Examine the records and identify each line that includes the string "진달래꽃". Copy those lines.

==== Material for this task

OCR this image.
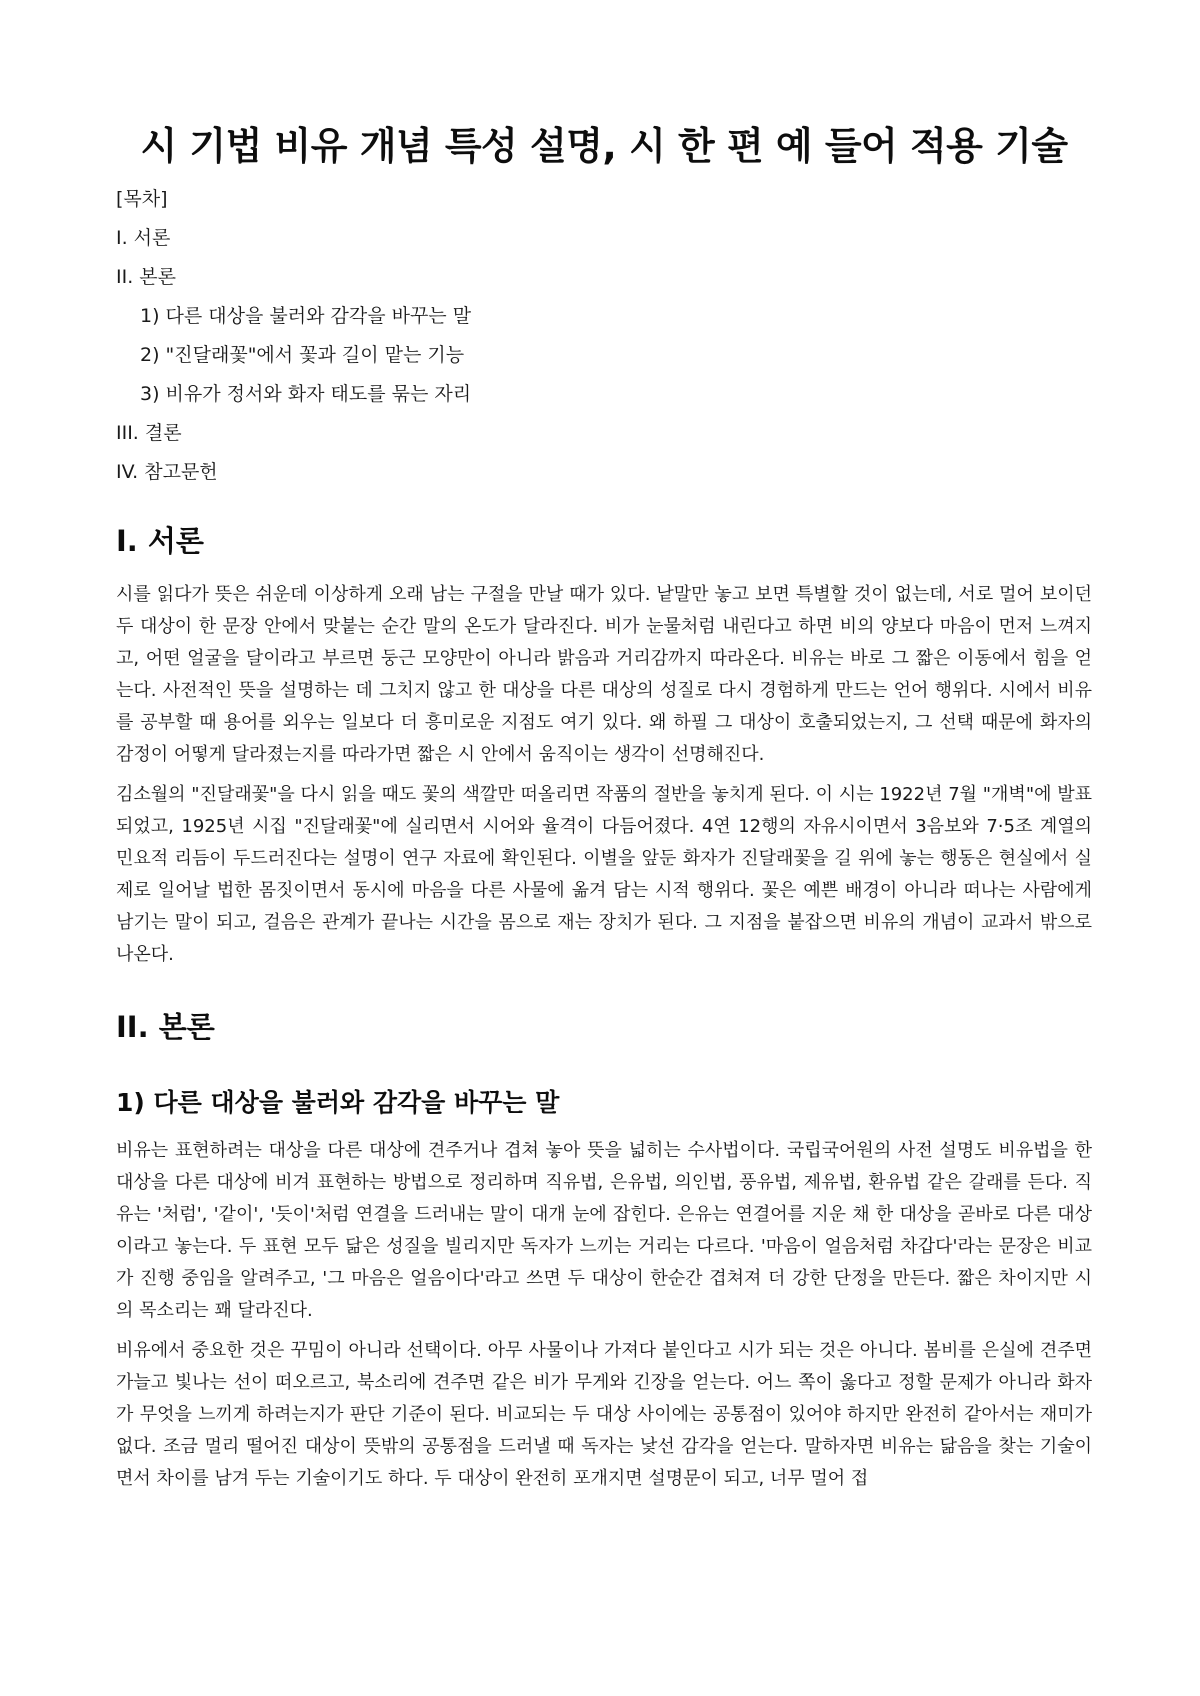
시 기법 비유 개념 특성 설명, 시 한 편 예 들어 적용 기술
[목차]
I. 서론
II. 본론
1) 다른 대상을 불러와 감각을 바꾸는 말
2) "진달래꽃"에서 꽃과 길이 맡는 기능
3) 비유가 정서와 화자 태도를 묶는 자리
III. 결론
IV. 참고문헌
I. 서론

시를 읽다가 뜻은 쉬운데 이상하게 오래 남는 구절을 만날 때가 있다. 낱말만 놓고 보면 특별할 것이 없는데, 서로 멀어 보이던 두 대상이 한 문장 안에서 맞붙는 순간 말의 온도가 달라진다. 비가 눈물처럼 내린다고 하면 비의 양보다 마음이 먼저 느껴지고, 어떤 얼굴을 달이라고 부르면 둥근 모양만이 아니라 밝음과 거리감까지 따라온다. 비유는 바로 그 짧은 이동에서 힘을 얻는다. 사전적인 뜻을 설명하는 데 그치지 않고 한 대상을 다른 대상의 성질로 다시 경험하게 만드는 언어 행위다. 시에서 비유를 공부할 때 용어를 외우는 일보다 더 흥미로운 지점도 여기 있다. 왜 하필 그 대상이 호출되었는지, 그 선택 때문에 화자의 감정이 어떻게 달라졌는지를 따라가면 짧은 시 안에서 움직이는 생각이 선명해진다.

김소월의 "진달래꽃"을 다시 읽을 때도 꽃의 색깔만 떠올리면 작품의 절반을 놓치게 된다. 이 시는 1922년 7월 "개벽"에 발표되었고, 1925년 시집 "진달래꽃"에 실리면서 시어와 율격이 다듬어졌다. 4연 12행의 자유시이면서 3음보와 7·5조 계열의 민요적 리듬이 두드러진다는 설명이 연구 자료에 확인된다. 이별을 앞둔 화자가 진달래꽃을 길 위에 놓는 행동은 현실에서 실제로 일어날 법한 몸짓이면서 동시에 마음을 다른 사물에 옮겨 담는 시적 행위다. 꽃은 예쁜 배경이 아니라 떠나는 사람에게 남기는 말이 되고, 걸음은 관계가 끝나는 시간을 몸으로 재는 장치가 된다. 그 지점을 붙잡으면 비유의 개념이 교과서 밖으로 나온다.

II. 본론
1) 다른 대상을 불러와 감각을 바꾸는 말

비유는 표현하려는 대상을 다른 대상에 견주거나 겹쳐 놓아 뜻을 넓히는 수사법이다. 국립국어원의 사전 설명도 비유법을 한 대상을 다른 대상에 비겨 표현하는 방법으로 정리하며 직유법, 은유법, 의인법, 풍유법, 제유법, 환유법 같은 갈래를 든다. 직유는 '처럼', '같이', '듯이'처럼 연결을 드러내는 말이 대개 눈에 잡힌다. 은유는 연결어를 지운 채 한 대상을 곧바로 다른 대상이라고 놓는다. 두 표현 모두 닮은 성질을 빌리지만 독자가 느끼는 거리는 다르다. '마음이 얼음처럼 차갑다'라는 문장은 비교가 진행 중임을 알려주고, '그 마음은 얼음이다'라고 쓰면 두 대상이 한순간 겹쳐져 더 강한 단정을 만든다. 짧은 차이지만 시의 목소리는 꽤 달라진다.

비유에서 중요한 것은 꾸밈이 아니라 선택이다. 아무 사물이나 가져다 붙인다고 시가 되는 것은 아니다. 봄비를 은실에 견주면 가늘고 빛나는 선이 떠오르고, 북소리에 견주면 같은 비가 무게와 긴장을 얻는다. 어느 쪽이 옳다고 정할 문제가 아니라 화자가 무엇을 느끼게 하려는지가 판단 기준이 된다. 비교되는 두 대상 사이에는 공통점이 있어야 하지만 완전히 같아서는 재미가 없다. 조금 멀리 떨어진 대상이 뜻밖의 공통점을 드러낼 때 독자는 낯선 감각을 얻는다. 말하자면 비유는 닮음을 찾는 기술이면서 차이를 남겨 두는 기술이기도 하다. 두 대상이 완전히 포개지면 설명문이 되고, 너무 멀어 접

========

# Full solution
2) "진달래꽃"에서 꽃과 길이 맡는 기능
김소월의 "진달래꽃"을 다시 읽을 때도 꽃의 색깔만 떠올리면 작품의 절반을 놓치게 된다. 이 시는 1922년 7월 "개벽"에 발표되었고, 1925년 시집 "진달래꽃"에 실리면서 시어와 율격이 다듬어졌다. 4연 12행의 자유시이면서 3음보와 7·5조 계열의 민요적 리듬이 두드러진다는 설명이 연구 자료에 확인된다. 이별을 앞둔 화자가 진달래꽃을 길 위에 놓는 행동은 현실에서 실제로 일어날 법한 몸짓이면서 동시에 마음을 다른 사물에 옮겨 담는 시적 행위다. 꽃은 예쁜 배경이 아니라 떠나는 사람에게 남기는 말이 되고, 걸음은 관계가 끝나는 시간을 몸으로 재는 장치가 된다. 그 지점을 붙잡으면 비유의 개념이 교과서 밖으로 나온다.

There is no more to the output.